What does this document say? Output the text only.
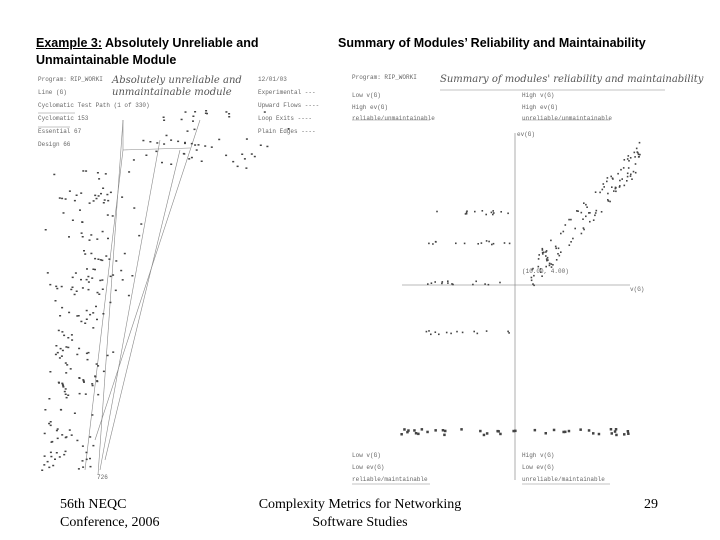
Example 3: Absolutely Unreliable and Unmaintainable Module
Summary of Modules’ Reliability and Maintainability
Program: RIP_WORKI
Line (G)
Cyclomatic Test Path (1 of 330)
Cyclomatic 153
Essential 67
Design 66
12/01/03
Experimental ---
Upward Flows ----
Loop Exits ----
Plain Edges ----
Absolutely unreliable and unmaintainable module
726
Program: RIP_WORKI Summary of modules' reliability and maintainability
Low v(G)
High ev(G)
reliable/unmaintainable
High v(G)
High ev(G)
unreliable/unmaintainable
Low v(G)
Low ev(G)
reliable/maintainable
High v(G)
Low ev(G)
unreliable/maintainable
ev(G)
v(G)
(10.00, 4.00)
56th NEQC
Conference, 2006
Complexity Metrics for Networking
Software Studies
29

**Written exercise**
Transcribe the material exactly, leaving every picture out.

**Result below**
What does this document say? Output the text only.
Example 3: Absolutely Unreliable and Unmaintainable Module
Summary of Modules’ Reliability and Maintainability
Program: RIP_WORKI
Line (G)
Cyclomatic Test Path (1 of 330)
Cyclomatic 153
Essential 67
Design 66
12/01/03
Experimental ---
Upward Flows ----
Loop Exits ----
Plain Edges ----
Absolutely unreliable and unmaintainable module
726
Program: RIP_WORKI Summary of modules' reliability and maintainability
Low v(G)
High ev(G)
reliable/unmaintainable
High v(G)
High ev(G)
unreliable/unmaintainable
Low v(G)
Low ev(G)
reliable/maintainable
High v(G)
Low ev(G)
unreliable/maintainable
ev(G)
v(G)
(10.00, 4.00)
56th NEQC
Conference, 2006
Complexity Metrics for Networking
Software Studies
29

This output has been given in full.